Exercise goal:
Your task is to transcribe all the entries exactly, excluding pictures.

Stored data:
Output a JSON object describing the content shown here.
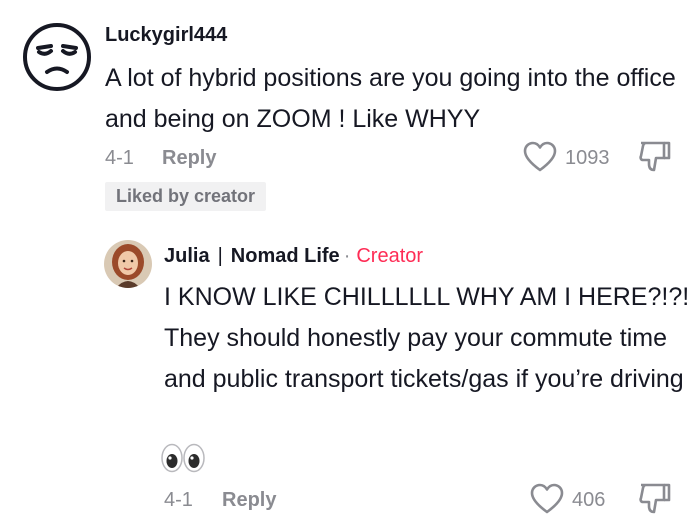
{
  "comment": {
    "username": "Luckygirl444",
    "text": "A lot of hybrid positions are you going into the office and being on ZOOM ! Like WHYY",
    "date": "4-1",
    "reply_label": "Reply",
    "like_count": "1093",
    "liked_by_creator": "Liked by creator",
    "avatar_icon": "unamused-face-emoji-icon"
  },
  "reply": {
    "display_name": "Julia",
    "separator": "|",
    "channel_name": "Nomad Life",
    "dot": "·",
    "creator_badge": "Creator",
    "text": "I KNOW LIKE CHILLLLLL WHY AM I HERE?!?! They should honestly pay your commute time and public transport tickets/gas if you’re driving",
    "emoji": "eyes-emoji-icon",
    "date": "4-1",
    "reply_label": "Reply",
    "like_count": "406",
    "creator_color": "#fe2c55"
  }
}
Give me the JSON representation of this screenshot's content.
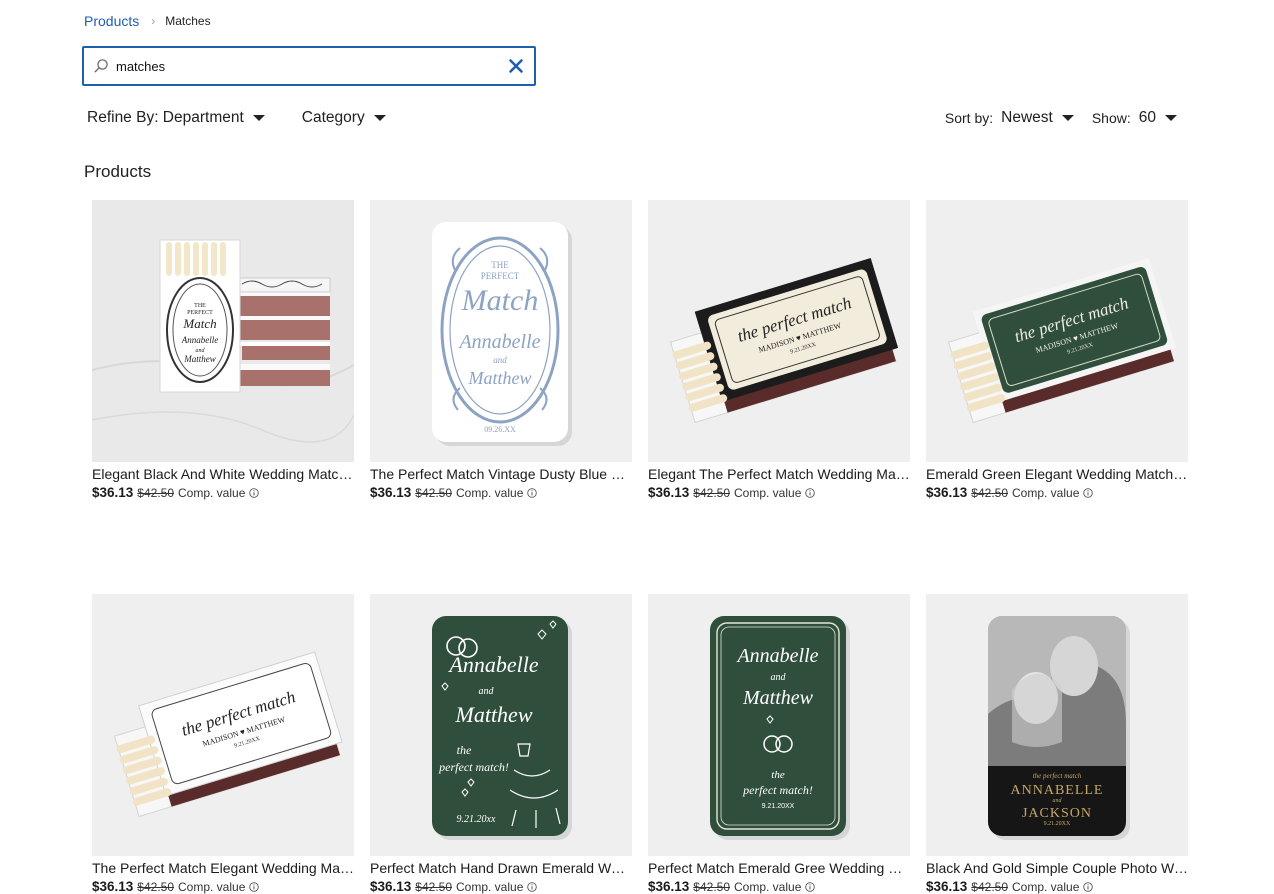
{
  "breadcrumb": {
    "parent": "Products",
    "current": "Matches"
  },
  "search": {
    "value": "matches"
  },
  "filters": {
    "department": "Refine By: Department",
    "category": "Category"
  },
  "sort": {
    "sort_label": "Sort by:",
    "sort_value": "Newest",
    "show_label": "Show:",
    "show_value": "60"
  },
  "section_title": "Products",
  "colors": {
    "accent": "#1f5fb0",
    "emerald": "#2f4f3c",
    "tile_bg": "#efefef"
  },
  "products": [
    {
      "title": "Elegant Black And White Wedding Matchbox",
      "price": "$36.13",
      "old_price": "$42.50",
      "comp": "Comp. value"
    },
    {
      "title": "The Perfect Match Vintage Dusty Blue Wedding Matchbox",
      "price": "$36.13",
      "old_price": "$42.50",
      "comp": "Comp. value"
    },
    {
      "title": "Elegant The Perfect Match Wedding Matchbox",
      "price": "$36.13",
      "old_price": "$42.50",
      "comp": "Comp. value"
    },
    {
      "title": "Emerald Green Elegant Wedding Matchbox",
      "price": "$36.13",
      "old_price": "$42.50",
      "comp": "Comp. value"
    },
    {
      "title": "The Perfect Match Elegant Wedding Matchbox",
      "price": "$36.13",
      "old_price": "$42.50",
      "comp": "Comp. value"
    },
    {
      "title": "Perfect Match Hand Drawn Emerald Wedding Matchbox",
      "price": "$36.13",
      "old_price": "$42.50",
      "comp": "Comp. value"
    },
    {
      "title": "Perfect Match Emerald Gree Wedding Matchbox",
      "price": "$36.13",
      "old_price": "$42.50",
      "comp": "Comp. value"
    },
    {
      "title": "Black And Gold Simple Couple Photo Wedding Matchbox",
      "price": "$36.13",
      "old_price": "$42.50",
      "comp": "Comp. value"
    }
  ],
  "artwork": {
    "p1": {
      "line1": "THE",
      "line2": "PERFECT",
      "line3": "Match",
      "line4": "Annabelle",
      "line5": "and",
      "line6": "Matthew"
    },
    "p2": {
      "line1": "THE",
      "line2": "PERFECT",
      "line3": "Match",
      "line4": "Annabelle",
      "line5": "and",
      "line6": "Matthew",
      "date": "09.26.XX"
    },
    "p3": {
      "script": "the perfect match",
      "names": "MADISON ♥ MATTHEW",
      "date": "9.21.20XX"
    },
    "p4": {
      "script": "the perfect match",
      "names": "MADISON ♥ MATTHEW",
      "date": "9.21.20XX"
    },
    "p5": {
      "script": "the perfect match",
      "names": "MADISON ♥ MATTHEW",
      "date": "9.21.20XX"
    },
    "p6": {
      "line1": "Annabelle",
      "line2": "and",
      "line3": "Matthew",
      "line4": "the",
      "line5": "perfect match!",
      "date": "9.21.20xx"
    },
    "p7": {
      "line1": "Annabelle",
      "line2": "and",
      "line3": "Matthew",
      "line4": "the",
      "line5": "perfect match!",
      "date": "9.21.20XX"
    },
    "p8": {
      "script": "the perfect match",
      "name1": "ANNABELLE",
      "and": "and",
      "name2": "JACKSON",
      "date": "9.21.20XX"
    }
  }
}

Written solution:
Output a JSON object describing the content shown here.
{
  "comment": {
    "username": "Luckygirl444",
    "text": "A lot of hybrid positions are you going into the office and being on ZOOM ! Like WHYY",
    "date": "4-1",
    "reply_label": "Reply",
    "like_count": "1093",
    "liked_by_creator": "Liked by creator",
    "avatar_icon": "unamused-face-emoji-icon"
  },
  "reply": {
    "display_name": "Julia",
    "separator": "|",
    "channel_name": "Nomad Life",
    "dot": "·",
    "creator_badge": "Creator",
    "text": "I KNOW LIKE CHILLLLLL WHY AM I HERE?!?! They should honestly pay your commute time and public transport tickets/gas if you’re driving",
    "emoji": "eyes-emoji-icon",
    "date": "4-1",
    "reply_label": "Reply",
    "like_count": "406",
    "creator_color": "#fe2c55"
  }
}
Give me the JSON representation of this screenshot's content.
{
  "breadcrumb": {
    "parent": "Products",
    "current": "Matches"
  },
  "search": {
    "value": "matches"
  },
  "filters": {
    "department": "Refine By: Department",
    "category": "Category"
  },
  "sort": {
    "sort_label": "Sort by:",
    "sort_value": "Newest",
    "show_label": "Show:",
    "show_value": "60"
  },
  "section_title": "Products",
  "colors": {
    "accent": "#1f5fb0",
    "emerald": "#2f4f3c",
    "tile_bg": "#efefef"
  },
  "products": [
    {
      "title": "Elegant Black And White Wedding Matchbox",
      "price": "$36.13",
      "old_price": "$42.50",
      "comp": "Comp. value"
    },
    {
      "title": "The Perfect Match Vintage Dusty Blue Wedding Matchbox",
      "price": "$36.13",
      "old_price": "$42.50",
      "comp": "Comp. value"
    },
    {
      "title": "Elegant The Perfect Match Wedding Matchbox",
      "price": "$36.13",
      "old_price": "$42.50",
      "comp": "Comp. value"
    },
    {
      "title": "Emerald Green Elegant Wedding Matchbox",
      "price": "$36.13",
      "old_price": "$42.50",
      "comp": "Comp. value"
    },
    {
      "title": "The Perfect Match Elegant Wedding Matchbox",
      "price": "$36.13",
      "old_price": "$42.50",
      "comp": "Comp. value"
    },
    {
      "title": "Perfect Match Hand Drawn Emerald Wedding Matchbox",
      "price": "$36.13",
      "old_price": "$42.50",
      "comp": "Comp. value"
    },
    {
      "title": "Perfect Match Emerald Gree Wedding Matchbox",
      "price": "$36.13",
      "old_price": "$42.50",
      "comp": "Comp. value"
    },
    {
      "title": "Black And Gold Simple Couple Photo Wedding Matchbox",
      "price": "$36.13",
      "old_price": "$42.50",
      "comp": "Comp. value"
    }
  ],
  "artwork": {
    "p1": {
      "line1": "THE",
      "line2": "PERFECT",
      "line3": "Match",
      "line4": "Annabelle",
      "line5": "and",
      "line6": "Matthew"
    },
    "p2": {
      "line1": "THE",
      "line2": "PERFECT",
      "line3": "Match",
      "line4": "Annabelle",
      "line5": "and",
      "line6": "Matthew",
      "date": "09.26.XX"
    },
    "p3": {
      "script": "the perfect match",
      "names": "MADISON ♥ MATTHEW",
      "date": "9.21.20XX"
    },
    "p4": {
      "script": "the perfect match",
      "names": "MADISON ♥ MATTHEW",
      "date": "9.21.20XX"
    },
    "p5": {
      "script": "the perfect match",
      "names": "MADISON ♥ MATTHEW",
      "date": "9.21.20XX"
    },
    "p6": {
      "line1": "Annabelle",
      "line2": "and",
      "line3": "Matthew",
      "line4": "the",
      "line5": "perfect match!",
      "date": "9.21.20xx"
    },
    "p7": {
      "line1": "Annabelle",
      "line2": "and",
      "line3": "Matthew",
      "line4": "the",
      "line5": "perfect match!",
      "date": "9.21.20XX"
    },
    "p8": {
      "script": "the perfect match",
      "name1": "ANNABELLE",
      "and": "and",
      "name2": "JACKSON",
      "date": "9.21.20XX"
    }
  }
}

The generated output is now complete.